- [Goal] Take each line that has the word "selected" and return it.

- [Records supplied]

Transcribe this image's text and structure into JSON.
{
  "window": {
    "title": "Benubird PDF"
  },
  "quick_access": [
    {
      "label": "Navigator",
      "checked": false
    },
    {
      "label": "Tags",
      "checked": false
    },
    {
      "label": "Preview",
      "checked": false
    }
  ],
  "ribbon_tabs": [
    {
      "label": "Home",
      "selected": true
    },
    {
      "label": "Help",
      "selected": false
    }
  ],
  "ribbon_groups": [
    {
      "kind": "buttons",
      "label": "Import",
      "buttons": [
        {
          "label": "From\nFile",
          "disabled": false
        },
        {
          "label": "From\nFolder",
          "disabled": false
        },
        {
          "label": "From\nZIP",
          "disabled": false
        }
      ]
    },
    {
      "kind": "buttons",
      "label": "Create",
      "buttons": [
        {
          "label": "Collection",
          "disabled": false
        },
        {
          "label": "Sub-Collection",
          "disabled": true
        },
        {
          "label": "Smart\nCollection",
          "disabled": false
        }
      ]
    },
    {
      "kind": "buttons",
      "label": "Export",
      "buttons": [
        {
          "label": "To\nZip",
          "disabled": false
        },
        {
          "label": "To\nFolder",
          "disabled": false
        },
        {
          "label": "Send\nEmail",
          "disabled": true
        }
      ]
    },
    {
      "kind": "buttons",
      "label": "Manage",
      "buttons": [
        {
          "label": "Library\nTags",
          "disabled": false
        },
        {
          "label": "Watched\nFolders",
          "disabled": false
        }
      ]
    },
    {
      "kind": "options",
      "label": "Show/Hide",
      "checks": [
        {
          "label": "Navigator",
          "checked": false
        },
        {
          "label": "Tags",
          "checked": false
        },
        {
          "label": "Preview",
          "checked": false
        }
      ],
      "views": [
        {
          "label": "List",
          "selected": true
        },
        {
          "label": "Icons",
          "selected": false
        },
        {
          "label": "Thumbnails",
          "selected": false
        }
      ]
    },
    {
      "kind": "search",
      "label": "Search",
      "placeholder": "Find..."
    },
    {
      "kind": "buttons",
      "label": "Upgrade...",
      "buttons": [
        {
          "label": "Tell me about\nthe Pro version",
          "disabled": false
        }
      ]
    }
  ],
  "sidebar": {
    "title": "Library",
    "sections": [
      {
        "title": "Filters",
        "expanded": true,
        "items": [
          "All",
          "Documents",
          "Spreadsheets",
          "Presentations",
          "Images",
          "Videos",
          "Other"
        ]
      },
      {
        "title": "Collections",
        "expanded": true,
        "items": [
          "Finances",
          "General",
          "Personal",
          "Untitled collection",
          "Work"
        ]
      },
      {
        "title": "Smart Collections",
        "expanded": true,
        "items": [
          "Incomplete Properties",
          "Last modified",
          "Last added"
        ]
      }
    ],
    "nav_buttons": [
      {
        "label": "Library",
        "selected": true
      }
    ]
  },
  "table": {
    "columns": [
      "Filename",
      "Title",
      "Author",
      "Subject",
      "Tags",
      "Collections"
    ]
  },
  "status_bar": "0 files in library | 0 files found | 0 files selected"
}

- [Full solution]
      "selected": true
      "selected": false
          "selected": true
          "selected": false
          "selected": false
        "selected": true
  "status_bar": "0 files in library | 0 files found | 0 files selected"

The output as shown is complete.